(Dataset rows about figures)
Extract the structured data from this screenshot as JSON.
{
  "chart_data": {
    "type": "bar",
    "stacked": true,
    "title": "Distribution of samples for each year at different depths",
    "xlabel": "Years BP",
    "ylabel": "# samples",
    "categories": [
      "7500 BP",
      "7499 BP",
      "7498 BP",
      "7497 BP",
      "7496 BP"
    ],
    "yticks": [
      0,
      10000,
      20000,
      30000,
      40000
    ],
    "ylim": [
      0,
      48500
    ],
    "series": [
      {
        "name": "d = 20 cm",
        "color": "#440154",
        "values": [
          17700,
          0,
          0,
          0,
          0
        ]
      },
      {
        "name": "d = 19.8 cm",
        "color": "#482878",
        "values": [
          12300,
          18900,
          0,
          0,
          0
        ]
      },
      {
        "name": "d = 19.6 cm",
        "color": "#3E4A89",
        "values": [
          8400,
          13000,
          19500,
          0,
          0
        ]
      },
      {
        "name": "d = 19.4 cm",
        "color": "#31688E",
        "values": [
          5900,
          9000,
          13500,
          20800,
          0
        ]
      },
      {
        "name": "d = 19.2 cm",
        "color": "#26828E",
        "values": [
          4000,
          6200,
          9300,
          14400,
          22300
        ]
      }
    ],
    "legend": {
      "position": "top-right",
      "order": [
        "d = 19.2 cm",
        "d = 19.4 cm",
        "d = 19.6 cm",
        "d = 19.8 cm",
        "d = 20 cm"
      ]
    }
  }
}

→ AIM OF THE TASK: Restate the whole of the material exactly.

→ COMPLETED TASK:
Extract the structured data from this screenshot as JSON.
{
  "chart_data": {
    "type": "bar",
    "stacked": true,
    "title": "Distribution of samples for each year at different depths",
    "xlabel": "Years BP",
    "ylabel": "# samples",
    "categories": [
      "7500 BP",
      "7499 BP",
      "7498 BP",
      "7497 BP",
      "7496 BP"
    ],
    "yticks": [
      0,
      10000,
      20000,
      30000,
      40000
    ],
    "ylim": [
      0,
      48500
    ],
    "series": [
      {
        "name": "d = 20 cm",
        "color": "#440154",
        "values": [
          17700,
          0,
          0,
          0,
          0
        ]
      },
      {
        "name": "d = 19.8 cm",
        "color": "#482878",
        "values": [
          12300,
          18900,
          0,
          0,
          0
        ]
      },
      {
        "name": "d = 19.6 cm",
        "color": "#3E4A89",
        "values": [
          8400,
          13000,
          19500,
          0,
          0
        ]
      },
      {
        "name": "d = 19.4 cm",
        "color": "#31688E",
        "values": [
          5900,
          9000,
          13500,
          20800,
          0
        ]
      },
      {
        "name": "d = 19.2 cm",
        "color": "#26828E",
        "values": [
          4000,
          6200,
          9300,
          14400,
          22300
        ]
      }
    ],
    "legend": {
      "position": "top-right",
      "order": [
        "d = 19.2 cm",
        "d = 19.4 cm",
        "d = 19.6 cm",
        "d = 19.8 cm",
        "d = 20 cm"
      ]
    }
  }
}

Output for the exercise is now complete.